▸ **Problem**
Print each of the rows below word for word, leaving out the pictures.

▸ **Records for processing**

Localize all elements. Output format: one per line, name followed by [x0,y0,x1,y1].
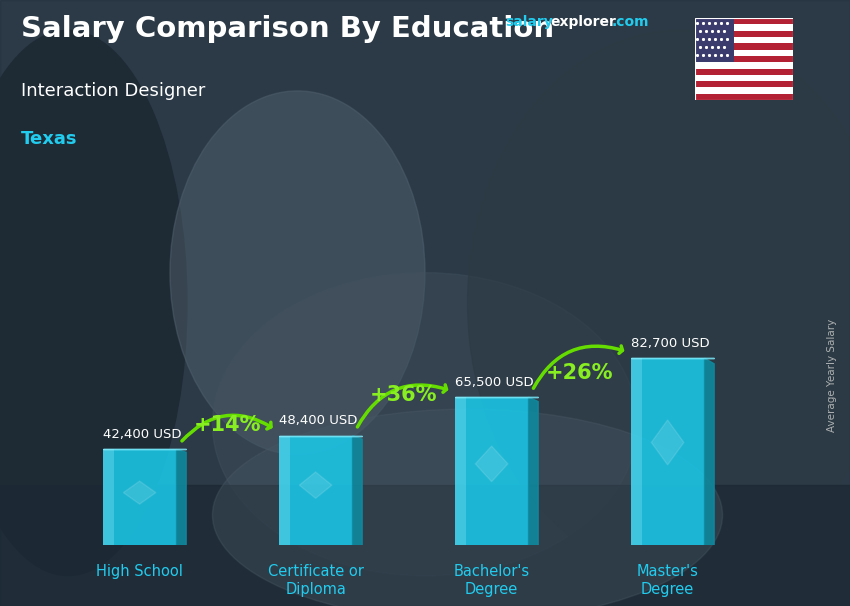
Ellipse shape [170,91,425,454]
Bar [695,18,734,62]
Text: +26%: +26% [546,364,614,384]
Polygon shape [475,446,507,482]
Text: Interaction Designer: Interaction Designer [21,82,206,100]
Ellipse shape [468,30,850,576]
Bar [695,68,793,75]
Bar [695,56,793,62]
Bar [631,358,642,545]
Text: Salary Comparison By Education: Salary Comparison By Education [21,15,554,43]
Text: 48,400 USD: 48,400 USD [279,415,357,427]
Polygon shape [705,358,714,545]
Text: .com: .com [612,15,649,29]
Text: 42,400 USD: 42,400 USD [103,428,181,441]
Bar [695,62,793,68]
Polygon shape [529,397,538,545]
Text: Texas: Texas [21,130,77,148]
Bar [695,18,793,24]
Bar [695,44,793,50]
Polygon shape [177,450,186,545]
Bar [695,94,793,100]
Text: 82,700 USD: 82,700 USD [631,336,709,350]
Bar [279,436,353,545]
Polygon shape [353,436,362,545]
Text: 65,500 USD: 65,500 USD [455,376,533,388]
Bar [695,81,793,87]
Bar [695,75,793,81]
Polygon shape [123,481,156,504]
Bar [695,24,793,31]
Bar [695,37,793,44]
Ellipse shape [212,409,722,606]
Bar [455,397,466,545]
Text: Average Yearly Salary: Average Yearly Salary [827,319,837,432]
Text: salary: salary [506,15,553,29]
Bar [631,358,705,545]
Bar [695,31,793,37]
Bar [103,450,114,545]
Polygon shape [651,420,684,465]
Ellipse shape [212,273,638,576]
Bar [103,450,177,545]
Bar [695,50,793,56]
Ellipse shape [0,30,187,576]
Bar [455,397,529,545]
Bar [0,485,850,606]
Text: +14%: +14% [194,415,261,435]
Bar [279,436,290,545]
Text: explorer: explorer [550,15,615,29]
Bar [695,87,793,94]
Text: +36%: +36% [370,385,438,405]
Polygon shape [299,472,332,498]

▸ **Result of this task**
Localize all elements. Output format: one per line, name followed by [x0,y0,x1,y1].
Ellipse shape [170,91,425,454]
Bar [695,18,734,62]
Text: +26%: +26% [546,364,614,384]
Polygon shape [475,446,507,482]
Text: Interaction Designer: Interaction Designer [21,82,206,100]
Ellipse shape [468,30,850,576]
Bar [695,68,793,75]
Bar [695,56,793,62]
Bar [631,358,642,545]
Text: Salary Comparison By Education: Salary Comparison By Education [21,15,554,43]
Text: 48,400 USD: 48,400 USD [279,415,357,427]
Polygon shape [705,358,714,545]
Text: .com: .com [612,15,649,29]
Text: 42,400 USD: 42,400 USD [103,428,181,441]
Bar [695,62,793,68]
Polygon shape [529,397,538,545]
Text: Texas: Texas [21,130,77,148]
Bar [695,18,793,24]
Bar [695,44,793,50]
Polygon shape [177,450,186,545]
Bar [695,94,793,100]
Text: 82,700 USD: 82,700 USD [631,336,709,350]
Bar [279,436,353,545]
Polygon shape [353,436,362,545]
Text: 65,500 USD: 65,500 USD [455,376,533,388]
Bar [695,81,793,87]
Bar [695,75,793,81]
Polygon shape [123,481,156,504]
Bar [695,24,793,31]
Bar [695,37,793,44]
Ellipse shape [212,409,722,606]
Bar [455,397,466,545]
Text: Average Yearly Salary: Average Yearly Salary [827,319,837,432]
Text: salary: salary [506,15,553,29]
Bar [631,358,705,545]
Bar [695,31,793,37]
Bar [103,450,114,545]
Polygon shape [651,420,684,465]
Ellipse shape [212,273,638,576]
Bar [103,450,177,545]
Bar [695,50,793,56]
Ellipse shape [0,30,187,576]
Bar [455,397,529,545]
Bar [0,485,850,606]
Text: +14%: +14% [194,415,261,435]
Bar [279,436,290,545]
Text: explorer: explorer [550,15,615,29]
Bar [695,87,793,94]
Text: +36%: +36% [370,385,438,405]
Polygon shape [299,472,332,498]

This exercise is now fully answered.